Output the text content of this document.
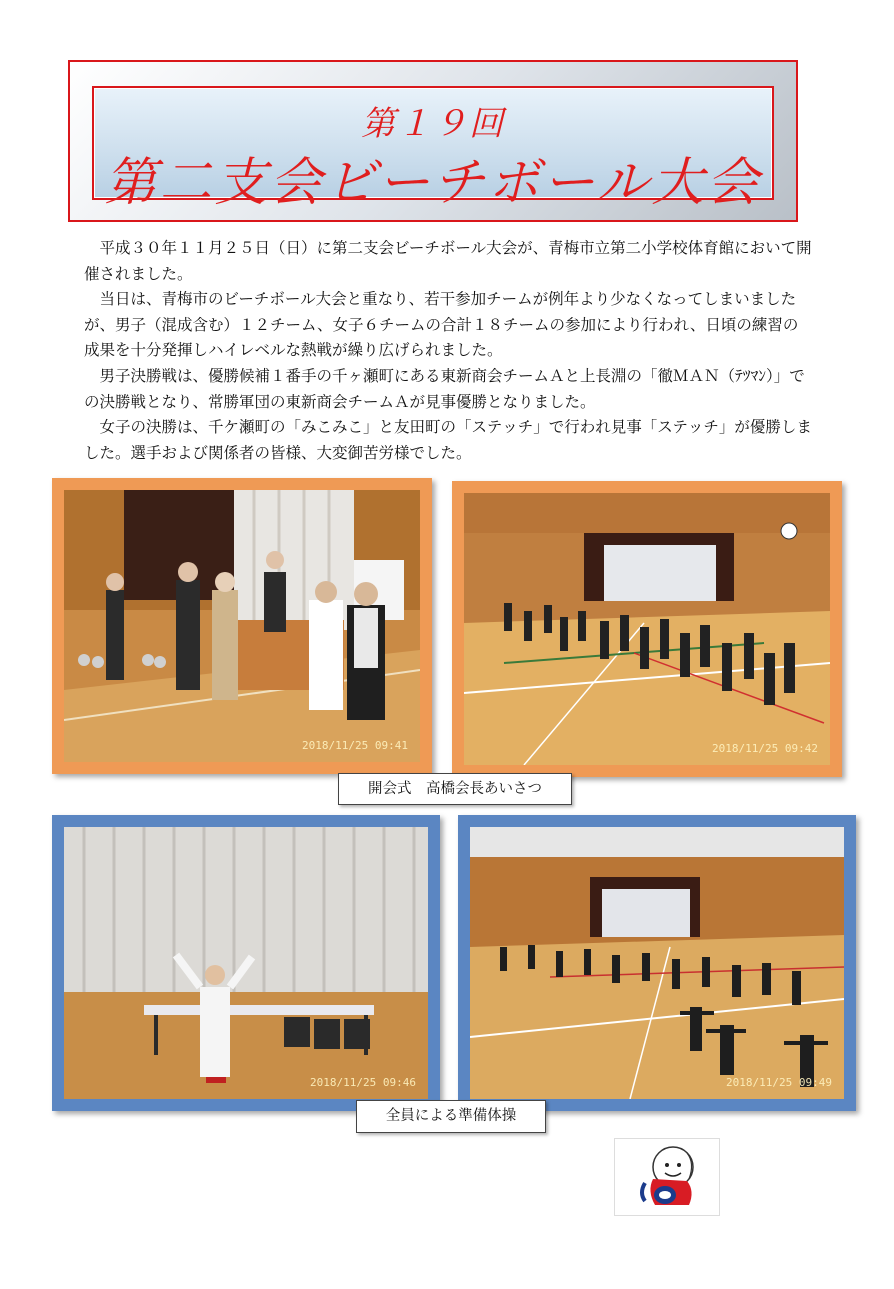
第１９回
第二支会ビーチボール大会

　平成３０年１１月２５日（日）に第二支会ビーチボール大会が、青梅市立第二小学校体育館において開催されました。

　当日は、青梅市のビーチボール大会と重なり、若干参加チームが例年より少なくなってしまいましたが、男子（混成含む）１２チーム、女子６チームの合計１８チームの参加により行われ、日頃の練習の成果を十分発揮しハイレベルな熱戦が繰り広げられました。

　男子決勝戦は、優勝候補１番手の千ヶ瀬町にある東新商会チームＡと上長淵の「徹ＭＡＮ（ﾃﾂﾏﾝ）」での決勝戦となり、常勝軍団の東新商会チームＡが見事優勝となりました。

　女子の決勝は、千ケ瀬町の「みこみこ」と友田町の「ステッチ」で行われ見事「ステッチ」が優勝しました。選手および関係者の皆様、大変御苦労様でした。

2018/11/25 09:41	2018/11/25 09:42
開会式　高橋会長あいさつ
2018/11/25 09:46	2018/11/25 09:49
全員による準備体操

= THE REQUEST =
Omit the images and transcribe all of the records above word for word.

= TASK OUTPUT =
Output the text content of this document.
第１９回
第二支会ビーチボール大会

　平成３０年１１月２５日（日）に第二支会ビーチボール大会が、青梅市立第二小学校体育館において開催されました。

　当日は、青梅市のビーチボール大会と重なり、若干参加チームが例年より少なくなってしまいましたが、男子（混成含む）１２チーム、女子６チームの合計１８チームの参加により行われ、日頃の練習の成果を十分発揮しハイレベルな熱戦が繰り広げられました。

　男子決勝戦は、優勝候補１番手の千ヶ瀬町にある東新商会チームＡと上長淵の「徹ＭＡＮ（ﾃﾂﾏﾝ）」での決勝戦となり、常勝軍団の東新商会チームＡが見事優勝となりました。

　女子の決勝は、千ケ瀬町の「みこみこ」と友田町の「ステッチ」で行われ見事「ステッチ」が優勝しました。選手および関係者の皆様、大変御苦労様でした。

2018/11/25 09:41	2018/11/25 09:42
開会式　高橋会長あいさつ
2018/11/25 09:46	2018/11/25 09:49
全員による準備体操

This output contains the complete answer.